─── Material for this exercise
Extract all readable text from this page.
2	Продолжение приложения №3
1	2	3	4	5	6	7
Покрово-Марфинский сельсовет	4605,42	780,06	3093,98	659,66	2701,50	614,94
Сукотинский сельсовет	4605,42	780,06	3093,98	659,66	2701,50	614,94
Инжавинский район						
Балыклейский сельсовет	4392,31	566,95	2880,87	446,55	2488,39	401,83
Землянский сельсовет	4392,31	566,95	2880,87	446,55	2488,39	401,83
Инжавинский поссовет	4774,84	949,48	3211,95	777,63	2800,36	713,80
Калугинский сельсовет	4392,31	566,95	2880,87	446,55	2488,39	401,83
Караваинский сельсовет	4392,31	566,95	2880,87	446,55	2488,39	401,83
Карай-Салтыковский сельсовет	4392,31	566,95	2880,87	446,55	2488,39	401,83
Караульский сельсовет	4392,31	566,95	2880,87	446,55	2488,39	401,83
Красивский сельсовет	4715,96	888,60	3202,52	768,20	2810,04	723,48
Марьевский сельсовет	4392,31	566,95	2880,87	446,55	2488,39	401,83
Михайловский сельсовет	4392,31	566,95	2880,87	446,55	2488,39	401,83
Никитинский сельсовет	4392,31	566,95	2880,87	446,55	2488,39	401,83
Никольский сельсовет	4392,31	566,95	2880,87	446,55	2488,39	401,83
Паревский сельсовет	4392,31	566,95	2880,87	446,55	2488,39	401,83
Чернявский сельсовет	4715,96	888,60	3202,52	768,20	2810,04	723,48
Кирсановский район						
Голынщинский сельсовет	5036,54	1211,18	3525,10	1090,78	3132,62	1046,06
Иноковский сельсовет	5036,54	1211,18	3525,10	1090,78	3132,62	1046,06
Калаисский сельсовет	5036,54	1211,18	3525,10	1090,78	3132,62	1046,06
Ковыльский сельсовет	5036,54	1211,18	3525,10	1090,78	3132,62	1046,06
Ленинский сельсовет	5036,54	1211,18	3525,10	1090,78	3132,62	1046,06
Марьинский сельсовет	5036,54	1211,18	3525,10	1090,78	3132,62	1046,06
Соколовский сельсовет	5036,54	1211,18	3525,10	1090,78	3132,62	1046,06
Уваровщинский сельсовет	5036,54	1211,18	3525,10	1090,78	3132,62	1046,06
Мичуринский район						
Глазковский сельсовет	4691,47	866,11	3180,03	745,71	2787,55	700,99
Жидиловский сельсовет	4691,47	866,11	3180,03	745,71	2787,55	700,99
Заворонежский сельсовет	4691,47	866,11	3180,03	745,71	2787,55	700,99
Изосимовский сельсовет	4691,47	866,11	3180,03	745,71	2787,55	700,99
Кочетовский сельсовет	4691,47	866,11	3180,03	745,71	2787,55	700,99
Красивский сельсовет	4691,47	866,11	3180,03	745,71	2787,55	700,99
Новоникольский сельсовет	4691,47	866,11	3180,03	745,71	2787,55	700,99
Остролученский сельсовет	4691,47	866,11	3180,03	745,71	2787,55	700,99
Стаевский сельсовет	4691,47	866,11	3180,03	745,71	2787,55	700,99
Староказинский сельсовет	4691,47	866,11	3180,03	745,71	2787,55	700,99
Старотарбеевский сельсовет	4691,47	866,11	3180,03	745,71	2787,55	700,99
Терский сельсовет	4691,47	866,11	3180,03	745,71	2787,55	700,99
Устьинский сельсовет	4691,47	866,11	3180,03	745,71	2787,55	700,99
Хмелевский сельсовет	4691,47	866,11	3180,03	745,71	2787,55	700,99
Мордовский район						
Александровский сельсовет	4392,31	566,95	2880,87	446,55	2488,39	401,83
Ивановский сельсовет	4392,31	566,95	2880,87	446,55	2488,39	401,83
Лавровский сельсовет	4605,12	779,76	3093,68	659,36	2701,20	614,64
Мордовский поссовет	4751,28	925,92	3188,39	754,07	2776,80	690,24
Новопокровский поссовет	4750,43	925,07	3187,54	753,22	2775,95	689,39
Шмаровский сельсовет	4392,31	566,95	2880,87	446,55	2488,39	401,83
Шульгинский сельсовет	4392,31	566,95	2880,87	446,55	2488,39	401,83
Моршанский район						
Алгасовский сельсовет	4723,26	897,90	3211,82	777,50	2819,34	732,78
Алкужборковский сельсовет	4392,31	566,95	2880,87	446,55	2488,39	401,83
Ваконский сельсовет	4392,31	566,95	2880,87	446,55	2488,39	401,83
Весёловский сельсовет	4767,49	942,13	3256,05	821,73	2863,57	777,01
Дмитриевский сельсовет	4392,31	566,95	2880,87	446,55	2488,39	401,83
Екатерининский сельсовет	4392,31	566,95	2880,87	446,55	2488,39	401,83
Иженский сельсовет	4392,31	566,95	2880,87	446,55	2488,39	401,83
──────
_What you need to do_
Repeat back the data above, exact to the last character.

_Exercise solution_
Extract all readable text from this page.
2	Продолжение приложения №3
1	2	3	4	5	6	7
Покрово-Марфинский сельсовет	4605,42	780,06	3093,98	659,66	2701,50	614,94
Сукотинский сельсовет	4605,42	780,06	3093,98	659,66	2701,50	614,94
Инжавинский район						
Балыклейский сельсовет	4392,31	566,95	2880,87	446,55	2488,39	401,83
Землянский сельсовет	4392,31	566,95	2880,87	446,55	2488,39	401,83
Инжавинский поссовет	4774,84	949,48	3211,95	777,63	2800,36	713,80
Калугинский сельсовет	4392,31	566,95	2880,87	446,55	2488,39	401,83
Караваинский сельсовет	4392,31	566,95	2880,87	446,55	2488,39	401,83
Карай-Салтыковский сельсовет	4392,31	566,95	2880,87	446,55	2488,39	401,83
Караульский сельсовет	4392,31	566,95	2880,87	446,55	2488,39	401,83
Красивский сельсовет	4715,96	888,60	3202,52	768,20	2810,04	723,48
Марьевский сельсовет	4392,31	566,95	2880,87	446,55	2488,39	401,83
Михайловский сельсовет	4392,31	566,95	2880,87	446,55	2488,39	401,83
Никитинский сельсовет	4392,31	566,95	2880,87	446,55	2488,39	401,83
Никольский сельсовет	4392,31	566,95	2880,87	446,55	2488,39	401,83
Паревский сельсовет	4392,31	566,95	2880,87	446,55	2488,39	401,83
Чернявский сельсовет	4715,96	888,60	3202,52	768,20	2810,04	723,48
Кирсановский район						
Голынщинский сельсовет	5036,54	1211,18	3525,10	1090,78	3132,62	1046,06
Иноковский сельсовет	5036,54	1211,18	3525,10	1090,78	3132,62	1046,06
Калаисский сельсовет	5036,54	1211,18	3525,10	1090,78	3132,62	1046,06
Ковыльский сельсовет	5036,54	1211,18	3525,10	1090,78	3132,62	1046,06
Ленинский сельсовет	5036,54	1211,18	3525,10	1090,78	3132,62	1046,06
Марьинский сельсовет	5036,54	1211,18	3525,10	1090,78	3132,62	1046,06
Соколовский сельсовет	5036,54	1211,18	3525,10	1090,78	3132,62	1046,06
Уваровщинский сельсовет	5036,54	1211,18	3525,10	1090,78	3132,62	1046,06
Мичуринский район						
Глазковский сельсовет	4691,47	866,11	3180,03	745,71	2787,55	700,99
Жидиловский сельсовет	4691,47	866,11	3180,03	745,71	2787,55	700,99
Заворонежский сельсовет	4691,47	866,11	3180,03	745,71	2787,55	700,99
Изосимовский сельсовет	4691,47	866,11	3180,03	745,71	2787,55	700,99
Кочетовский сельсовет	4691,47	866,11	3180,03	745,71	2787,55	700,99
Красивский сельсовет	4691,47	866,11	3180,03	745,71	2787,55	700,99
Новоникольский сельсовет	4691,47	866,11	3180,03	745,71	2787,55	700,99
Остролученский сельсовет	4691,47	866,11	3180,03	745,71	2787,55	700,99
Стаевский сельсовет	4691,47	866,11	3180,03	745,71	2787,55	700,99
Староказинский сельсовет	4691,47	866,11	3180,03	745,71	2787,55	700,99
Старотарбеевский сельсовет	4691,47	866,11	3180,03	745,71	2787,55	700,99
Терский сельсовет	4691,47	866,11	3180,03	745,71	2787,55	700,99
Устьинский сельсовет	4691,47	866,11	3180,03	745,71	2787,55	700,99
Хмелевский сельсовет	4691,47	866,11	3180,03	745,71	2787,55	700,99
Мордовский район						
Александровский сельсовет	4392,31	566,95	2880,87	446,55	2488,39	401,83
Ивановский сельсовет	4392,31	566,95	2880,87	446,55	2488,39	401,83
Лавровский сельсовет	4605,12	779,76	3093,68	659,36	2701,20	614,64
Мордовский поссовет	4751,28	925,92	3188,39	754,07	2776,80	690,24
Новопокровский поссовет	4750,43	925,07	3187,54	753,22	2775,95	689,39
Шмаровский сельсовет	4392,31	566,95	2880,87	446,55	2488,39	401,83
Шульгинский сельсовет	4392,31	566,95	2880,87	446,55	2488,39	401,83
Моршанский район						
Алгасовский сельсовет	4723,26	897,90	3211,82	777,50	2819,34	732,78
Алкужборковский сельсовет	4392,31	566,95	2880,87	446,55	2488,39	401,83
Ваконский сельсовет	4392,31	566,95	2880,87	446,55	2488,39	401,83
Весёловский сельсовет	4767,49	942,13	3256,05	821,73	2863,57	777,01
Дмитриевский сельсовет	4392,31	566,95	2880,87	446,55	2488,39	401,83
Екатерининский сельсовет	4392,31	566,95	2880,87	446,55	2488,39	401,83
Иженский сельсовет	4392,31	566,95	2880,87	446,55	2488,39	401,83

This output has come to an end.